++++ INFORMATION SUPPLIED ++++

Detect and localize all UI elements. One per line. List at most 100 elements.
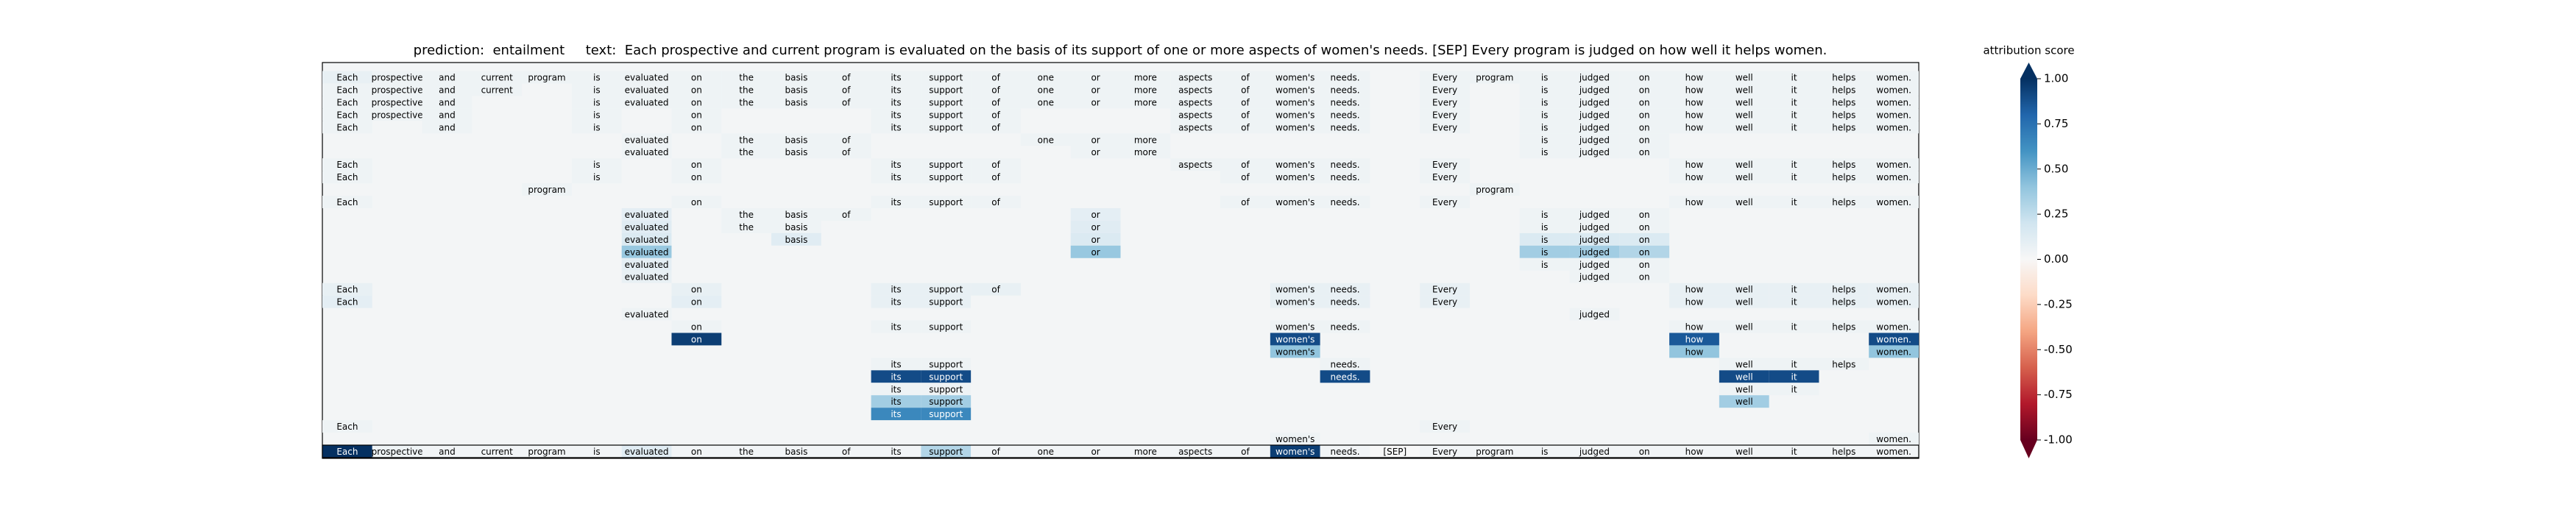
token-label: support xyxy=(929,372,963,382)
attribution-cell xyxy=(871,196,921,208)
attribution-cell xyxy=(621,83,672,96)
attribution-cell xyxy=(1070,71,1121,84)
token-label: women. xyxy=(1876,172,1911,182)
token-label: well xyxy=(1735,359,1753,369)
attribution-cell xyxy=(1619,133,1670,146)
attribution-cell xyxy=(1869,83,1919,96)
attribution-cell xyxy=(1819,445,1869,458)
attribution-cell xyxy=(1469,183,1520,196)
attribution-cell xyxy=(1669,171,1719,184)
attribution-cell xyxy=(1320,320,1370,333)
token-label: of xyxy=(1241,110,1250,120)
token-label: helps xyxy=(1832,85,1855,95)
token-label: support xyxy=(929,297,963,308)
attribution-cell xyxy=(1869,196,1919,208)
attribution-cell xyxy=(1270,71,1320,84)
attribution-cell xyxy=(621,445,672,458)
attribution-cell xyxy=(821,71,871,84)
attribution-cell xyxy=(1120,445,1171,458)
token-label: needs. xyxy=(1330,285,1359,295)
attribution-cell xyxy=(921,370,972,383)
attribution-cell xyxy=(1769,171,1819,184)
attribution-cell xyxy=(1619,207,1670,221)
attribution-cell xyxy=(1769,445,1819,458)
colorbar-tick-label: -0.25 xyxy=(2044,297,2073,310)
attribution-cell xyxy=(621,232,672,246)
attribution-cell xyxy=(671,445,722,458)
attribution-cell xyxy=(1320,121,1370,134)
token-label: is xyxy=(1541,135,1549,145)
token-label: is xyxy=(1541,147,1549,157)
token-label: support xyxy=(929,97,963,107)
token-label: needs. xyxy=(1330,447,1359,457)
token-label: basis xyxy=(785,73,808,83)
token-label: basis xyxy=(785,85,808,95)
attribution-cell xyxy=(1869,295,1919,308)
token-label: it xyxy=(1791,97,1797,107)
attribution-cell xyxy=(1469,71,1520,84)
attribution-cell xyxy=(921,96,972,109)
attribution-cell xyxy=(1020,445,1071,458)
attribution-cell xyxy=(571,121,622,134)
token-label: judged xyxy=(1579,147,1610,157)
attribution-cell xyxy=(1569,245,1620,258)
token-label: on xyxy=(1639,235,1650,245)
colorbar-tick-label: -0.50 xyxy=(2044,343,2073,356)
attribution-cell xyxy=(322,420,372,433)
attribution-cell xyxy=(1020,83,1071,96)
attribution-cell xyxy=(1769,121,1819,134)
token-label: judged xyxy=(1579,272,1610,283)
attribution-cell xyxy=(1719,283,1769,296)
token-label: well xyxy=(1735,397,1753,407)
attribution-cell xyxy=(1619,83,1670,96)
token-label: needs. xyxy=(1330,297,1359,308)
attribution-cell xyxy=(771,146,821,159)
token-label: on xyxy=(691,85,702,95)
token-label: basis xyxy=(785,210,808,220)
attribution-cell xyxy=(971,108,1021,121)
token-label: women. xyxy=(1876,285,1911,295)
token-label: helps xyxy=(1832,172,1855,182)
attribution-cell xyxy=(921,196,972,208)
token-label: needs. xyxy=(1330,110,1359,120)
attribution-cell xyxy=(522,71,572,84)
token-label: [SEP] xyxy=(1383,447,1406,457)
attribution-cell xyxy=(1220,71,1270,84)
attribution-cell xyxy=(1619,96,1670,109)
token-label: its xyxy=(891,447,901,457)
token-label: its xyxy=(891,384,901,394)
attribution-cell xyxy=(1569,71,1620,84)
token-label: prospective xyxy=(372,110,423,120)
token-label: its xyxy=(891,285,901,295)
attribution-cell xyxy=(322,171,372,184)
attribution-cell xyxy=(1719,121,1769,134)
token-label: more xyxy=(1134,97,1157,107)
attribution-cell xyxy=(1519,445,1570,458)
attribution-cell xyxy=(721,71,772,84)
attribution-cell xyxy=(1270,171,1320,184)
attribution-cell xyxy=(671,108,722,121)
token-label: how xyxy=(1685,197,1704,207)
attribution-cell xyxy=(1819,358,1869,371)
token-label: program xyxy=(1476,447,1513,457)
token-label: one xyxy=(1038,447,1054,457)
token-label: is xyxy=(1541,447,1549,457)
token-label: women's xyxy=(1275,85,1314,95)
token-label: women. xyxy=(1876,160,1911,170)
attribution-cell xyxy=(871,383,921,396)
attribution-cell xyxy=(522,183,572,196)
attribution-cell xyxy=(1669,158,1719,171)
attribution-cell xyxy=(322,96,372,109)
attribution-cell xyxy=(1420,171,1470,184)
token-label: support xyxy=(929,122,963,132)
attribution-cell xyxy=(1220,121,1270,134)
attribution-cell xyxy=(422,121,473,134)
attribution-cell xyxy=(1569,83,1620,96)
attribution-cell xyxy=(1519,108,1570,121)
token-label: Every xyxy=(1432,160,1457,170)
attribution-cell xyxy=(1619,270,1670,283)
token-label: women. xyxy=(1876,85,1911,95)
token-label: Every xyxy=(1432,172,1457,182)
token-label: women's xyxy=(1275,122,1314,132)
attribution-cell xyxy=(1320,445,1370,458)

++++

Quote the rows from the line containing "token-label: support xyxy=(929,372,963,382)" to the line containing "token-label: well xyxy=(1735,359,1753,369)", including both of those lines.

token-label: support xyxy=(929,372,963,382)
attribution-cell xyxy=(871,196,921,208)
attribution-cell xyxy=(621,83,672,96)
attribution-cell xyxy=(1070,71,1121,84)
token-label: women. xyxy=(1876,172,1911,182)
token-label: well xyxy=(1735,359,1753,369)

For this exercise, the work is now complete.